(Data records)
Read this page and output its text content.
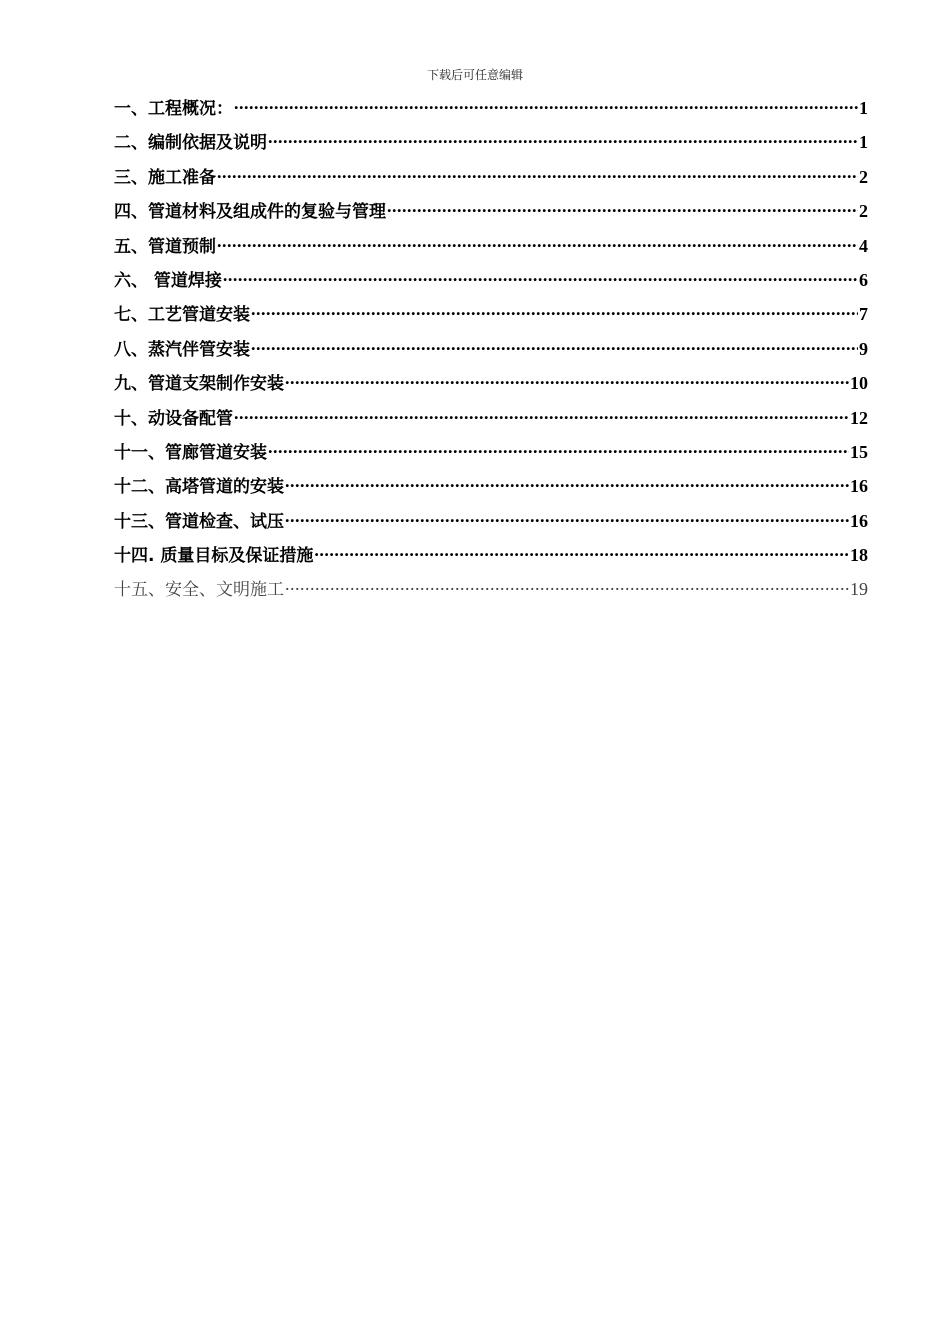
下载后可任意编辑
一、工程概况： .....	1
二、编制依据及说明 .....	1
三、施工准备 .....	2
四、管道材料及组成件的复验与管理 .....	2
五、管道预制 .....	4
六、 管道焊接 .....	6
七、工艺管道安装 .....	7
八、蒸汽伴管安装 .....	9
九、管道支架制作安装 .....	10
十、动设备配管 .....	12
十一、管廊管道安装 .....	15
十二、高塔管道的安装 .....	16
十三、管道检查、试压 .....	16
十四. 质量目标及保证措施 .....	18
十五、安全、文明施工 .....	19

-- Stated goal --
Working from the material above, transcribe it exactly while omitting pictures.

-- Answer for the task --
Read this page and output its text content.
下载后可任意编辑
一、工程概况： .....	1
二、编制依据及说明 .....	1
三、施工准备 .....	2
四、管道材料及组成件的复验与管理 .....	2
五、管道预制 .....	4
六、 管道焊接 .....	6
七、工艺管道安装 .....	7
八、蒸汽伴管安装 .....	9
九、管道支架制作安装 .....	10
十、动设备配管 .....	12
十一、管廊管道安装 .....	15
十二、高塔管道的安装 .....	16
十三、管道检查、试压 .....	16
十四. 质量目标及保证措施 .....	18
十五、安全、文明施工 .....	19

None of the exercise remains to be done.